People's Deputy of Ukraine
- In office 27 November 2014 – 29 August 2019
- Preceded by: Stepan Kurpil [uk]
- Succeeded by: Yuriy Kamelchuk
- Constituency: Lviv Oblast, No. 124

18th Minister of Healthcare of Ukraine
- In office 27 February 2014 – 2 December 2014
- President: Petro Poroshenko
- Prime Minister: Arseniy Yatsenyuk
- Preceded by: Raisa Bohatyryova
- Succeeded by: Alexander Kvitashvili

Personal details
- Born: 12 May 1965 (age 60) Perespa, Ukrainian SSR, Soviet Union (now Ukraine)
- Party: Independent (since 2015)
- Other political affiliations: Petro Poroshenko Bloc (2014–2015)

--

TASKS ▸
A. Answer these from the Ukrainian politician's profile:
(i) Who succeeded this person as Minister of Healthcare of Ukraine?
(ii) Which constituency did this person represent as People's Deputy?
(iii) Where was this person born?
B. Print the Ukrainian politician's profile from "18th Minister of" up to and including "Union (now Ukraine)", copying it unchanged.
C. Carry on the Ukrainian politician's profile from its last line.

--

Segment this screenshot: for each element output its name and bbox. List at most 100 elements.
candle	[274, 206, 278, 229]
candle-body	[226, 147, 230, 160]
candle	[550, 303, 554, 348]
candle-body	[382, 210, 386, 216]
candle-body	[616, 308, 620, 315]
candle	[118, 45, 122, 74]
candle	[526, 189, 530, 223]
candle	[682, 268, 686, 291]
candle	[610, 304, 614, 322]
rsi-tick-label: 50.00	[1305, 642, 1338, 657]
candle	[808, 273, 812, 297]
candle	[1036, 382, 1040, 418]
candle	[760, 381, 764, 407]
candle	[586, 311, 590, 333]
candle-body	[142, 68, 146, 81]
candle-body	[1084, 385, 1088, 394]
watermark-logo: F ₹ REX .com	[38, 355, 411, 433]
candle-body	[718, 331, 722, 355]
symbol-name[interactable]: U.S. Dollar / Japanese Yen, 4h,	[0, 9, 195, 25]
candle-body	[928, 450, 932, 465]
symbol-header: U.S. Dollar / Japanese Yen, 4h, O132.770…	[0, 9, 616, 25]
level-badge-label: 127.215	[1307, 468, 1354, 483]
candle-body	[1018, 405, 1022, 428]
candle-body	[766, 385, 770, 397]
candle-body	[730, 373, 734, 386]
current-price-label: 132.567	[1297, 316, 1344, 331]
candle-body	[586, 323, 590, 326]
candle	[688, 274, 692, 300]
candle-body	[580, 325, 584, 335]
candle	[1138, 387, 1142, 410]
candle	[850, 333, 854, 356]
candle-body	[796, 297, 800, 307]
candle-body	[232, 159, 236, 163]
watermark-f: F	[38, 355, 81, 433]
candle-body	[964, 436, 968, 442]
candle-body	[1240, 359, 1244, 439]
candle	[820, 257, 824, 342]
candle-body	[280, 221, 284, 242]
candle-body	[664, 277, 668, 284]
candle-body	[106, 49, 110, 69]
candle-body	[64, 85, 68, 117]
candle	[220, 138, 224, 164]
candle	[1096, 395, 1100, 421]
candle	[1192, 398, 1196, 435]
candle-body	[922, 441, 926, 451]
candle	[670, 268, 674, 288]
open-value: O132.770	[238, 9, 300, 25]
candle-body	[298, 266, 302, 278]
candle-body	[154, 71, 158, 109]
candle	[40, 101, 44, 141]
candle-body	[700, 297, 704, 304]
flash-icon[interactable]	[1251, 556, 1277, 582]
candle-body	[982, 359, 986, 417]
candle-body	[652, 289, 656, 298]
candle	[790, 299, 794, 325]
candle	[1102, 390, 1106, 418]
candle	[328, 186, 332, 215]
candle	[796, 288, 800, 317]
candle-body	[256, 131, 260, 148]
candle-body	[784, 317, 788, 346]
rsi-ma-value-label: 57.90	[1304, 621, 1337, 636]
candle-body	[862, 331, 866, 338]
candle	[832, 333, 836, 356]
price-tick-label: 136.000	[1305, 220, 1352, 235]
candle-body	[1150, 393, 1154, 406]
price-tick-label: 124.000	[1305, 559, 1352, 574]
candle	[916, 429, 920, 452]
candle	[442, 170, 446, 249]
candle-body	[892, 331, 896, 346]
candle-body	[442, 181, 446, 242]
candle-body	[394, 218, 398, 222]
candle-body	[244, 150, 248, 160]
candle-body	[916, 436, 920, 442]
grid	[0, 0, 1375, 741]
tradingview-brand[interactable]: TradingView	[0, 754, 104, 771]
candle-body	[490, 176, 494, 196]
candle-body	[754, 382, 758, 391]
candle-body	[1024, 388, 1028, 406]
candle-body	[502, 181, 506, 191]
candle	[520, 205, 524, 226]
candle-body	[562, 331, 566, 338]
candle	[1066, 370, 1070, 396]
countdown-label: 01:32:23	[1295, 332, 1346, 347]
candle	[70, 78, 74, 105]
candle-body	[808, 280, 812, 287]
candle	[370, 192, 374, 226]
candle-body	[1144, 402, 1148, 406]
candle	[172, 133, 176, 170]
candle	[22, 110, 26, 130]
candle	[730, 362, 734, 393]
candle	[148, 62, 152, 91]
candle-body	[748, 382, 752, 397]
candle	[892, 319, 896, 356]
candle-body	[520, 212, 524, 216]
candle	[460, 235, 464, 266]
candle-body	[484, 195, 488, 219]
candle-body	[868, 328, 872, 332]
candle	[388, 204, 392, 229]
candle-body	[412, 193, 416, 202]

--

OUTPUTS IN ORDER ▸
A.
(i) Alexander Kvitashvili
(ii) Lviv Oblast, No. 124
(iii) Perespa, Ukrainian SSR, Soviet Union (now Ukraine)

B.
18th Minister of Healthcare of Ukraine
- In office 27 February 2014 – 2 December 2014
- President: Petro Poroshenko
- Prime Minister: Arseniy Yatsenyuk
- Preceded by: Raisa Bohatyryova
- Succeeded by: Alexander Kvitashvili

Personal details
- Born: 12 May 1965 (age 60) Perespa, Ukrainian SSR, Soviet Union (now Ukraine)

C.
- Alma mater: Bogomolets National Medical University Of Ukraine P.L. Shupyk National Medical Academy of Postgraduate Education

= Oleh Musiy =

Ukrainian medic, activist, and politician

Oleh Stepanovych Musiy (Олег Степанович Мусій; born 12 May 1965) is a Ukrainian medic, social activist, organizer of the medical service at Euromaidan, Minister of Healthcare of Ukraine in Yatsenyuk Government from 27 February 2014 till 2 December 2014. On 1 October he was dismissed from his post "for failure to ensure tender procurements of required medicines". In July 2014 Musiy had complained about his lack of power to dismiss some of his deputies appointed by exiled former President Viktor Yanukovych's son Oleksandr Yanukovych: "I kept saying: do something, because people like these have to be in jail".

In the 2014 Ukrainian parliamentary election, Musiy was re-elected into parliament as an independent candidate from Ukraine's 124th electoral district situated in the Sokal with 29.86% of the votes.

He was formerly a member of the Petro Poroshenko Bloc until 18 September 2015.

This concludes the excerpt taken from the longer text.